### Records shown
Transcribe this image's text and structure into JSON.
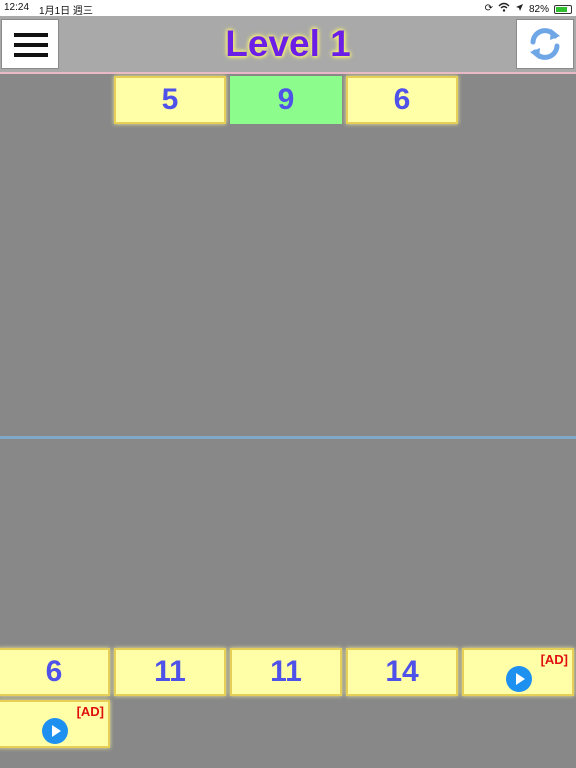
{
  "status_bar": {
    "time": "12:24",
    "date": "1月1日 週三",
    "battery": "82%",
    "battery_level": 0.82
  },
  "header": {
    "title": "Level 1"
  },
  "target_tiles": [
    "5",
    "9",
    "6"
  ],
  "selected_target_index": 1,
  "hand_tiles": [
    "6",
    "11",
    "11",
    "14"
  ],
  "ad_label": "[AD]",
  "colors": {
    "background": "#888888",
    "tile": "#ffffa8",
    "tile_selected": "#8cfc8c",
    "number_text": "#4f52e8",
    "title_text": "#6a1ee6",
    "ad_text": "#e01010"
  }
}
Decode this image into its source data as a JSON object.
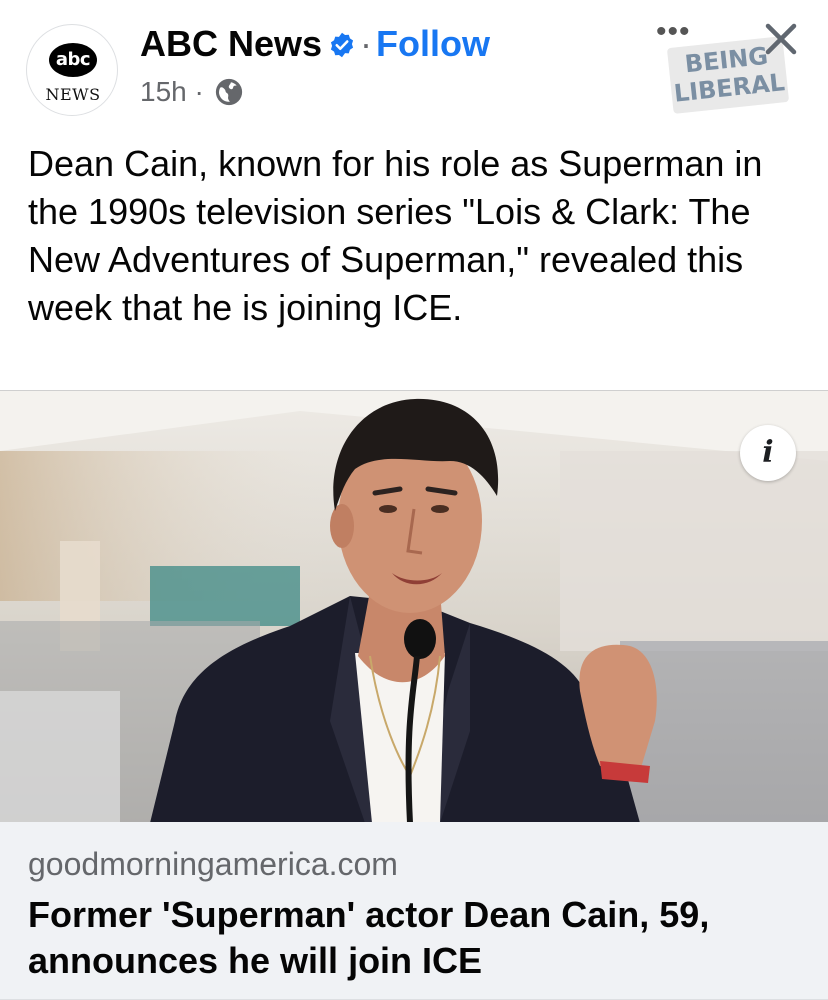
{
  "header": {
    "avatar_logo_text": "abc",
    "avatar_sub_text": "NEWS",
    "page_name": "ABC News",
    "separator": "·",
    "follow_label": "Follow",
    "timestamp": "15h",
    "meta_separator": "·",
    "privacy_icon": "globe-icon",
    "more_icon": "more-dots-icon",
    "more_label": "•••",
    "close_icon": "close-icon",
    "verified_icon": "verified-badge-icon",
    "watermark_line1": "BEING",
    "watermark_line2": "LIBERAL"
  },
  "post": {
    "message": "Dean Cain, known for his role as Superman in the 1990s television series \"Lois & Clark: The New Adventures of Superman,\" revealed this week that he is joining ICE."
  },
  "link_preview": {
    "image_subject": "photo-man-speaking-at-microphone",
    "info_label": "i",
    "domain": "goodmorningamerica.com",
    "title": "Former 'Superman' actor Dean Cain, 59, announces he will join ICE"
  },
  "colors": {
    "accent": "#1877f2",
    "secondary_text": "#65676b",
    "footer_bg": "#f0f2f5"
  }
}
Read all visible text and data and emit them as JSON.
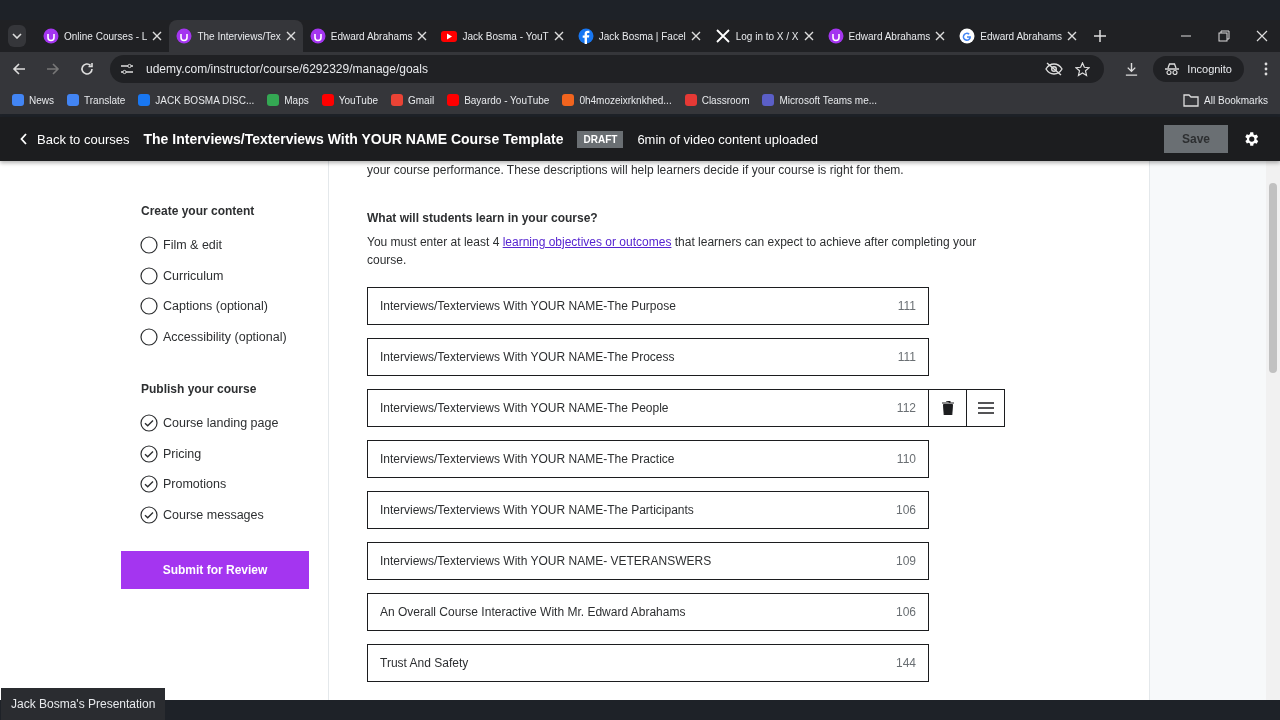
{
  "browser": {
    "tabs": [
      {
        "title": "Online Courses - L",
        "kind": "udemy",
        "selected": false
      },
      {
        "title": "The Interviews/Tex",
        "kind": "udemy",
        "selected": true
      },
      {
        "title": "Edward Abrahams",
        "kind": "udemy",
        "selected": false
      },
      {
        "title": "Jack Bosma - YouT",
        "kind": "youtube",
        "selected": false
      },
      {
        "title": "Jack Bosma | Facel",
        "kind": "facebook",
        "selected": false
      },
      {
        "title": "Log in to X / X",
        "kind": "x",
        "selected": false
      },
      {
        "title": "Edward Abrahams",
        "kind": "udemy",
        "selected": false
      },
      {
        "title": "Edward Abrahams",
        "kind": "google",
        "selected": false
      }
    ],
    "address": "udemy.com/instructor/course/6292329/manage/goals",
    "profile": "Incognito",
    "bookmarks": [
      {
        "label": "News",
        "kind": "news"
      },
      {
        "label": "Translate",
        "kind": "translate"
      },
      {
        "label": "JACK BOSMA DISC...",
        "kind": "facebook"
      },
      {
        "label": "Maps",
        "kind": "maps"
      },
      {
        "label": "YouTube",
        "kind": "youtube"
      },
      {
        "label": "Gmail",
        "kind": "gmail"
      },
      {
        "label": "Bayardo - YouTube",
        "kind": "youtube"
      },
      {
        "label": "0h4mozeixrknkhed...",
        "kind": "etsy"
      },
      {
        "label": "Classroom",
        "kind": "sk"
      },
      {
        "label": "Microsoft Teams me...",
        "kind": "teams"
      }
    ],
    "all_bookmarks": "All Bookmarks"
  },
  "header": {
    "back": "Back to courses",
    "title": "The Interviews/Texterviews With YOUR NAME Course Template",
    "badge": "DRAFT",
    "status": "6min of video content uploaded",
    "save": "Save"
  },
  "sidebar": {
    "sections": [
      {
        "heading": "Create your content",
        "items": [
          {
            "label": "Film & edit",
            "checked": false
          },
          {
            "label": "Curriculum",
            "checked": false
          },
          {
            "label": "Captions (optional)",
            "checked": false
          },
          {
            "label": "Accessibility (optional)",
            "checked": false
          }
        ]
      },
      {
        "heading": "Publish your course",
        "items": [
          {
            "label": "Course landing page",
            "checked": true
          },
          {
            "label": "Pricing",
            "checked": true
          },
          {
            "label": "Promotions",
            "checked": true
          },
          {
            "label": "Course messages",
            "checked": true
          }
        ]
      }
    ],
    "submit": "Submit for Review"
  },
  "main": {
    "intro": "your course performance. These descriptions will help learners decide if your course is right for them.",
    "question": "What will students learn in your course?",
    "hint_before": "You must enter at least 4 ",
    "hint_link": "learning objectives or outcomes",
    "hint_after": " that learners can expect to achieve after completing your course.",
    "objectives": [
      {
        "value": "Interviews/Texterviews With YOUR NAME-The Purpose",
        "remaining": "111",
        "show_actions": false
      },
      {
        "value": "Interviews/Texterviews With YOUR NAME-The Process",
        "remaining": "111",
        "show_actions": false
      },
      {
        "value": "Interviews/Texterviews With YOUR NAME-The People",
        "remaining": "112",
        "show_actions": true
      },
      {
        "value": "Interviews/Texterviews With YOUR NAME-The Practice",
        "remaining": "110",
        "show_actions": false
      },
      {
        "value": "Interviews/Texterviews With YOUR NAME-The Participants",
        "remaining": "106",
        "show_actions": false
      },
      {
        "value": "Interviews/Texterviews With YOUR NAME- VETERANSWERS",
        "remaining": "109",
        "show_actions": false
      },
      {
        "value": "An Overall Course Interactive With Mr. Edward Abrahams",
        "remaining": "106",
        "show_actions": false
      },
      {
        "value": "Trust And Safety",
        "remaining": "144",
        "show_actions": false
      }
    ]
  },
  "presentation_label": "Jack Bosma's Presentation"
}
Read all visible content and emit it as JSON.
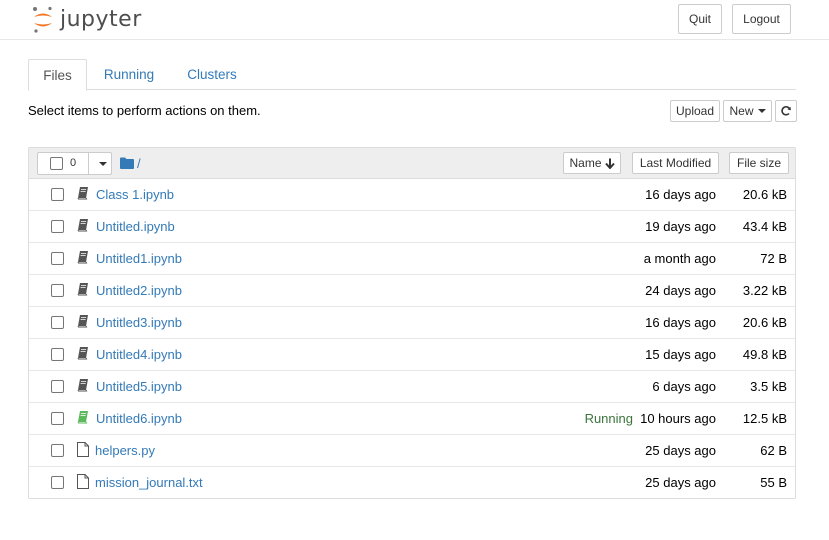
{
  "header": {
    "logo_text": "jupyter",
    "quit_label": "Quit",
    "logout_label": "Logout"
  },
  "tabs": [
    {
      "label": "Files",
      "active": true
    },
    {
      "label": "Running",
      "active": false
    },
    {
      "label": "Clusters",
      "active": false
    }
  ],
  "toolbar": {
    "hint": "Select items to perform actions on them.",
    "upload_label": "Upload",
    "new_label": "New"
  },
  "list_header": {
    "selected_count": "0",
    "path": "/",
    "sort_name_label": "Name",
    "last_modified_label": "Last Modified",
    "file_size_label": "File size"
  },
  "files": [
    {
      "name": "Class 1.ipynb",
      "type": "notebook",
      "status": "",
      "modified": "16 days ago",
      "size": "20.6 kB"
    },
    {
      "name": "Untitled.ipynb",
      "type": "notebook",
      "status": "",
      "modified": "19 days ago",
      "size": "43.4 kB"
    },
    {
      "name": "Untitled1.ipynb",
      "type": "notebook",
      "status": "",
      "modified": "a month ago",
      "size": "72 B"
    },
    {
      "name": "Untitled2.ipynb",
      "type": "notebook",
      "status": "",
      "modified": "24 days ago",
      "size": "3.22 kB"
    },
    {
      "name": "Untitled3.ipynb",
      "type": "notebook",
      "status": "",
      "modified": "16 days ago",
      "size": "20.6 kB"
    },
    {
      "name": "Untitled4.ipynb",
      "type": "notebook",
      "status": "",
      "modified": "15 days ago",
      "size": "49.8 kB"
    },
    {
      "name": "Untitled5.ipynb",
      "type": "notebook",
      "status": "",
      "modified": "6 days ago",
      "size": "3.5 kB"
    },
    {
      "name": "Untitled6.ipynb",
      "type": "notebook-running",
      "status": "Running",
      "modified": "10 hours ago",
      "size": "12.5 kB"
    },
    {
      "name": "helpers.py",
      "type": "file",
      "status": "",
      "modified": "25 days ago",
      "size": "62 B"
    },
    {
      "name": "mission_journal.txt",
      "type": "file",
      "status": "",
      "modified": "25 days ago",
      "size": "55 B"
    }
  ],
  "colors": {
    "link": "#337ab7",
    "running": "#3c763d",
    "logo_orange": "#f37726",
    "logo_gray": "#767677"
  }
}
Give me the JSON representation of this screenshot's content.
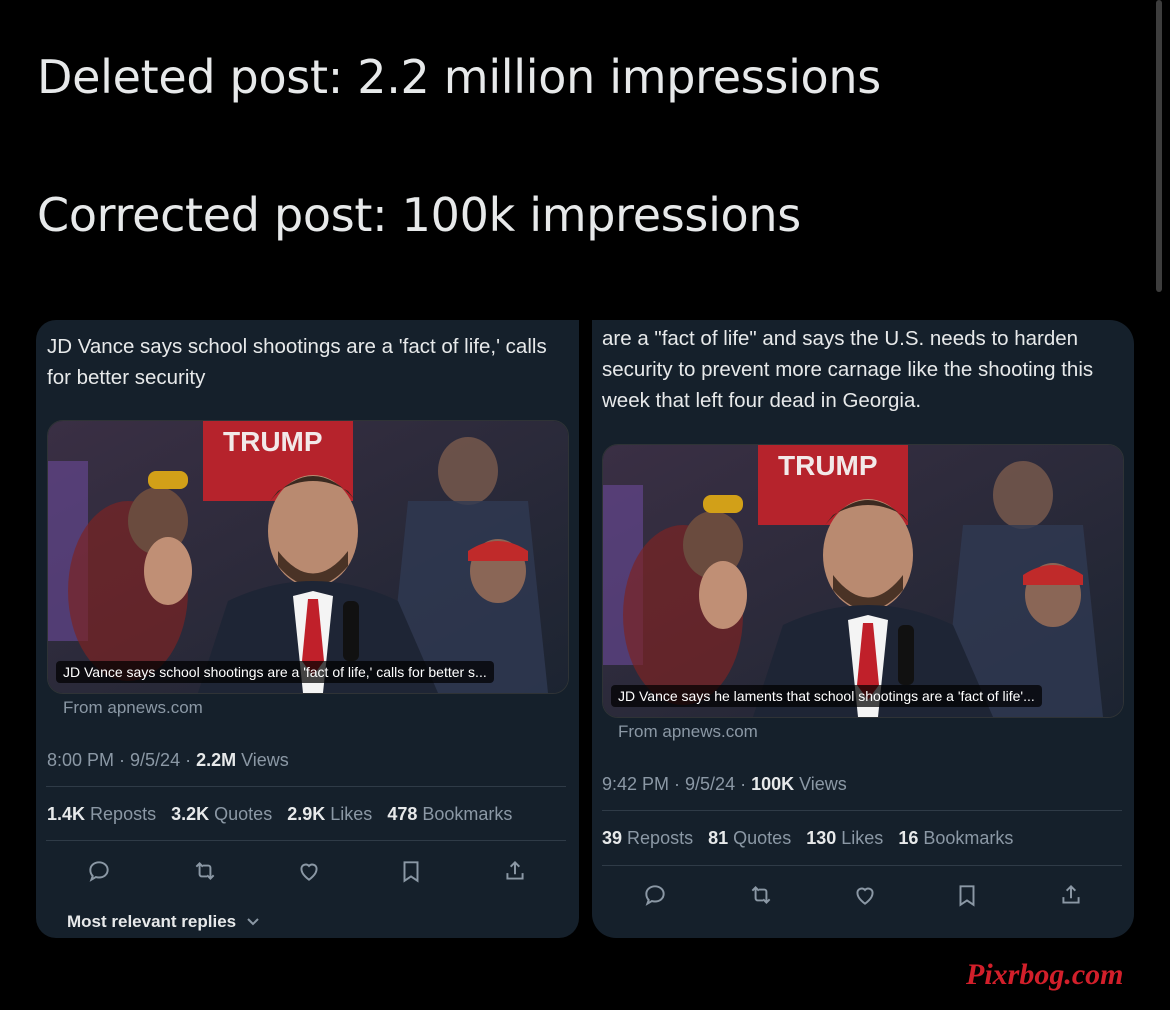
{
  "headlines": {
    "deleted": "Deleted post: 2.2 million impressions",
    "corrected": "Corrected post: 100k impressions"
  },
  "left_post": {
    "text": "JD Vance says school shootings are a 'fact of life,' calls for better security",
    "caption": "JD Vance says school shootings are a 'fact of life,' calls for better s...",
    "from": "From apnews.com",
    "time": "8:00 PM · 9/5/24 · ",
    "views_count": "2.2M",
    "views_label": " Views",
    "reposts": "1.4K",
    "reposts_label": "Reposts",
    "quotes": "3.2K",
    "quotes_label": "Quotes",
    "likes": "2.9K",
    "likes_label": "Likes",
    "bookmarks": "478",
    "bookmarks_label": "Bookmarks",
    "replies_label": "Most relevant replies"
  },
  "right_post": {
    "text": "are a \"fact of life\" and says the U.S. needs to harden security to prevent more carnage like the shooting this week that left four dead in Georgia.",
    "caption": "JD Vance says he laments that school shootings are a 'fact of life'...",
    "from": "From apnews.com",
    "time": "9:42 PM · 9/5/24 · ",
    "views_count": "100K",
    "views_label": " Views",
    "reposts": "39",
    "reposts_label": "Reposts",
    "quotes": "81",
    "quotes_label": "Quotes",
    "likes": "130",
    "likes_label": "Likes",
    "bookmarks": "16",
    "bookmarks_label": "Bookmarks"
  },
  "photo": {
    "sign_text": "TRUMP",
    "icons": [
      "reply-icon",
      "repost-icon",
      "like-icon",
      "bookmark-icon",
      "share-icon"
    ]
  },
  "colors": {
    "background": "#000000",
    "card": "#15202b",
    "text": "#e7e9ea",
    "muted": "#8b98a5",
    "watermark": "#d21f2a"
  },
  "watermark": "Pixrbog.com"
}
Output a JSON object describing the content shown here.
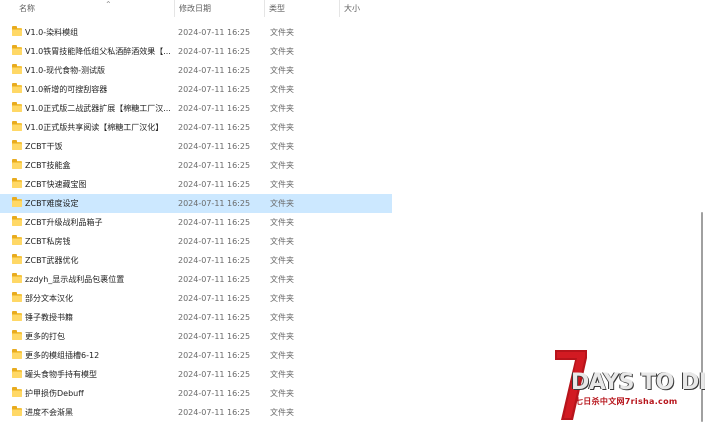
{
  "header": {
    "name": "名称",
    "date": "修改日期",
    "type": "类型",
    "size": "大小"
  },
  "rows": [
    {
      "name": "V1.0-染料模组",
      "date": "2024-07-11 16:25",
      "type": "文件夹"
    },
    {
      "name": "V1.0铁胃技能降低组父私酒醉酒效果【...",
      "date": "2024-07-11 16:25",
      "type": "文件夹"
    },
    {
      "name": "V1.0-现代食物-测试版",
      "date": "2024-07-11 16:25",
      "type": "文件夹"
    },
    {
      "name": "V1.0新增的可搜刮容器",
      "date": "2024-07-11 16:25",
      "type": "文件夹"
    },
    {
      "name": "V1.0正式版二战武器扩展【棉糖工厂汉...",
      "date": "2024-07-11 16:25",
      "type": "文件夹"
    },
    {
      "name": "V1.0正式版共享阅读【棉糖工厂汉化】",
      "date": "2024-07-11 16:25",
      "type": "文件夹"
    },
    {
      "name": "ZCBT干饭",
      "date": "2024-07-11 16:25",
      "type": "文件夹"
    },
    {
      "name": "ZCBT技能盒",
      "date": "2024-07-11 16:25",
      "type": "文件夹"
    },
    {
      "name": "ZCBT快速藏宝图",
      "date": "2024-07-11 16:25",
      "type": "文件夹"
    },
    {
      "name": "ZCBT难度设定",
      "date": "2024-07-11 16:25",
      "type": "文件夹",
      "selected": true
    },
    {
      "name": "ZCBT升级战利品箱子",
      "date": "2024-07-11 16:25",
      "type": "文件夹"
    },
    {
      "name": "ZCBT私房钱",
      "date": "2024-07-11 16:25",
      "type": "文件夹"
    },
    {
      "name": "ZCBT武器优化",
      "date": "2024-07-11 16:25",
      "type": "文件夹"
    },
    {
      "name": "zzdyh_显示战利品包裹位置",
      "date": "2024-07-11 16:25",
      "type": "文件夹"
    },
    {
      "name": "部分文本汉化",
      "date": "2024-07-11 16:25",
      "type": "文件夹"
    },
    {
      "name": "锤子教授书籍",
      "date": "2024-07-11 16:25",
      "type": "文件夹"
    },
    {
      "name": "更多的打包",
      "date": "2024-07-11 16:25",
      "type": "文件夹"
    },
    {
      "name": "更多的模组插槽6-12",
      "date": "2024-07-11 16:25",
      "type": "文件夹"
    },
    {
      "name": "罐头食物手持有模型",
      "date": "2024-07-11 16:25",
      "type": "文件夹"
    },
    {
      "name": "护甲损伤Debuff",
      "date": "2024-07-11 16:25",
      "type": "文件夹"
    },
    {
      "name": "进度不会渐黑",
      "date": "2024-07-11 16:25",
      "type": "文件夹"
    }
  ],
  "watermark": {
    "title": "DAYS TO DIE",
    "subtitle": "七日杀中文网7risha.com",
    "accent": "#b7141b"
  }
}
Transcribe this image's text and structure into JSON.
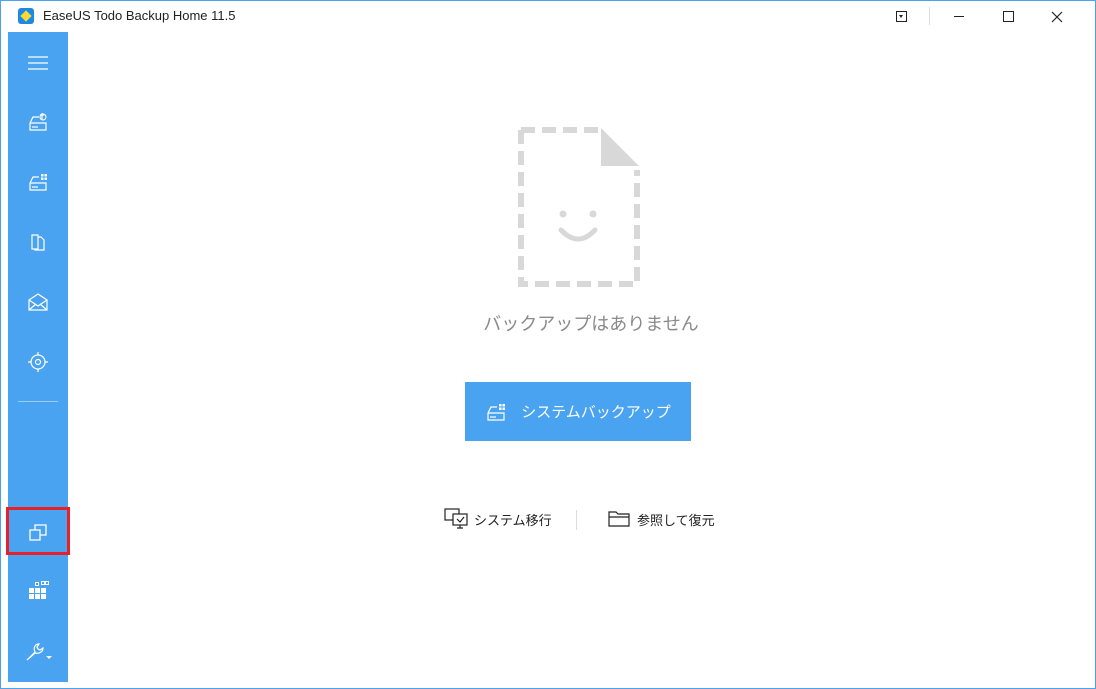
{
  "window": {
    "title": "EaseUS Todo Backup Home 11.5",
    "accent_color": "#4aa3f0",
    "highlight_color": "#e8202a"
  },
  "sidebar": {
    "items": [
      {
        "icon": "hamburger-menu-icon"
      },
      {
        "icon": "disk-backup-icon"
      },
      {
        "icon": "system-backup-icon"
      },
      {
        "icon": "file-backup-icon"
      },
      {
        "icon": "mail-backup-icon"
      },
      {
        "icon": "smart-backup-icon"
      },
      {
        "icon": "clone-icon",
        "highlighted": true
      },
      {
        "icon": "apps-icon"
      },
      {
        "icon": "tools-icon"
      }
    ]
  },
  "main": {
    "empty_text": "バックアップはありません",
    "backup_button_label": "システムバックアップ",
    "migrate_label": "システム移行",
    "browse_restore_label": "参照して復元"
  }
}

### Aim of the task
Each line in the listing above either holds the string "content" or does not; state how many do, giving the number only.

### Task solution
5